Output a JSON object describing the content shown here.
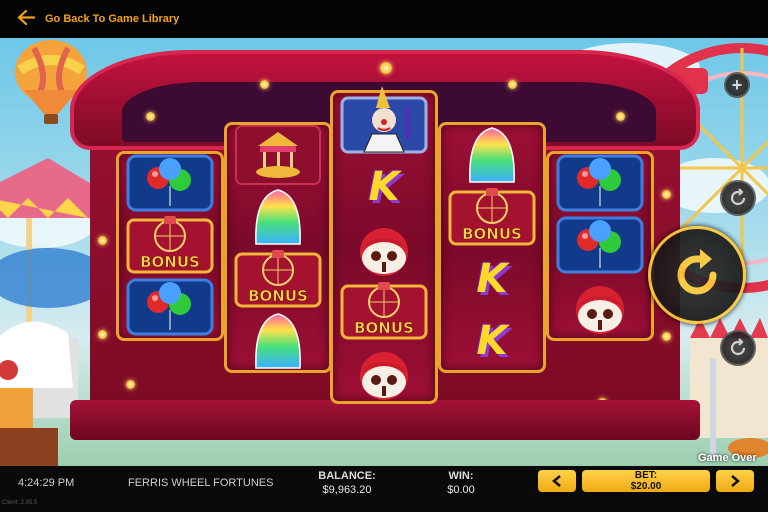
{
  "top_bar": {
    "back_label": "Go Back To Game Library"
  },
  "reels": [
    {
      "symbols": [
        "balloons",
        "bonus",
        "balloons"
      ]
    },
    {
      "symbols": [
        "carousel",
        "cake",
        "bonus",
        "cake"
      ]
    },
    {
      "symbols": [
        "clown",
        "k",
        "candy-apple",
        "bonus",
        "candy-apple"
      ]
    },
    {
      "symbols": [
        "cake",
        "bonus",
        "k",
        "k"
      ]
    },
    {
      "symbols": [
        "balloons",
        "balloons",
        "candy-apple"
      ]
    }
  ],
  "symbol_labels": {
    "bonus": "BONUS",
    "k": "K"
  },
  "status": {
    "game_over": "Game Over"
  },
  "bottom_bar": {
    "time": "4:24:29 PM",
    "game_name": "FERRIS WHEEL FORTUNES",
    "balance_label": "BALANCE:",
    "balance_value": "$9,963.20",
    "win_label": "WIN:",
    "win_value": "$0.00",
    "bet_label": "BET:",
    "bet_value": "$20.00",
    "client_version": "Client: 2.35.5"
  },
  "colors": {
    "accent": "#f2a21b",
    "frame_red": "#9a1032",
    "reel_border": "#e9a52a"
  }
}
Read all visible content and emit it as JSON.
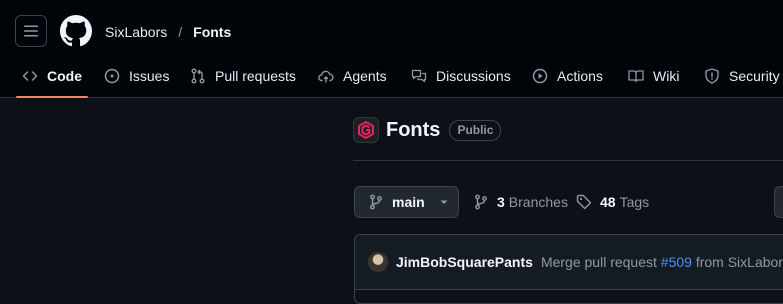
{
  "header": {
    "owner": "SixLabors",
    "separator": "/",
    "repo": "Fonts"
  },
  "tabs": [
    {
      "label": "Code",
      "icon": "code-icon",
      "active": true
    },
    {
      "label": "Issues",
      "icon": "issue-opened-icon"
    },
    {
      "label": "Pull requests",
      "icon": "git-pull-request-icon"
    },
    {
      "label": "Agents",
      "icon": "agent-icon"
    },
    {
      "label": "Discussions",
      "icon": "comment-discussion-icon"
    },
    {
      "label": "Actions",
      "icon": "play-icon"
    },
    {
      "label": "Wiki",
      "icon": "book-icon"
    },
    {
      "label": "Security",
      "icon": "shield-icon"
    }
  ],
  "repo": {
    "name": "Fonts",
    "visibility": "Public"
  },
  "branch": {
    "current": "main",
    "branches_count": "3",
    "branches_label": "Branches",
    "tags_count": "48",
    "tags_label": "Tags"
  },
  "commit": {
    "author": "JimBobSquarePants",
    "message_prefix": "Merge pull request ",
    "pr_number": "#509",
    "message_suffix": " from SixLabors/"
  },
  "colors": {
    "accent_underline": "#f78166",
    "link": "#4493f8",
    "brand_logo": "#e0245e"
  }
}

_ _ _ _ _ _ _

Omitting all images, retype each line of the records precisely.

Output a JSON object describing the content shown here.
{
  "top_bar": {
    "back_label": "Go Back To Game Library"
  },
  "reels": [
    {
      "symbols": [
        "balloons",
        "bonus",
        "balloons"
      ]
    },
    {
      "symbols": [
        "carousel",
        "cake",
        "bonus",
        "cake"
      ]
    },
    {
      "symbols": [
        "clown",
        "k",
        "candy-apple",
        "bonus",
        "candy-apple"
      ]
    },
    {
      "symbols": [
        "cake",
        "bonus",
        "k",
        "k"
      ]
    },
    {
      "symbols": [
        "balloons",
        "balloons",
        "candy-apple"
      ]
    }
  ],
  "symbol_labels": {
    "bonus": "BONUS",
    "k": "K"
  },
  "status": {
    "game_over": "Game Over"
  },
  "bottom_bar": {
    "time": "4:24:29 PM",
    "game_name": "FERRIS WHEEL FORTUNES",
    "balance_label": "BALANCE:",
    "balance_value": "$9,963.20",
    "win_label": "WIN:",
    "win_value": "$0.00",
    "bet_label": "BET:",
    "bet_value": "$20.00",
    "client_version": "Client: 2.35.5"
  },
  "colors": {
    "accent": "#f2a21b",
    "frame_red": "#9a1032",
    "reel_border": "#e9a52a"
  }
}
Read all visible content and emit it as JSON.
{
  "header": {
    "owner": "SixLabors",
    "separator": "/",
    "repo": "Fonts"
  },
  "tabs": [
    {
      "label": "Code",
      "icon": "code-icon",
      "active": true
    },
    {
      "label": "Issues",
      "icon": "issue-opened-icon"
    },
    {
      "label": "Pull requests",
      "icon": "git-pull-request-icon"
    },
    {
      "label": "Agents",
      "icon": "agent-icon"
    },
    {
      "label": "Discussions",
      "icon": "comment-discussion-icon"
    },
    {
      "label": "Actions",
      "icon": "play-icon"
    },
    {
      "label": "Wiki",
      "icon": "book-icon"
    },
    {
      "label": "Security",
      "icon": "shield-icon"
    }
  ],
  "repo": {
    "name": "Fonts",
    "visibility": "Public"
  },
  "branch": {
    "current": "main",
    "branches_count": "3",
    "branches_label": "Branches",
    "tags_count": "48",
    "tags_label": "Tags"
  },
  "commit": {
    "author": "JimBobSquarePants",
    "message_prefix": "Merge pull request ",
    "pr_number": "#509",
    "message_suffix": " from SixLabors/"
  },
  "colors": {
    "accent_underline": "#f78166",
    "link": "#4493f8",
    "brand_logo": "#e0245e"
  }
}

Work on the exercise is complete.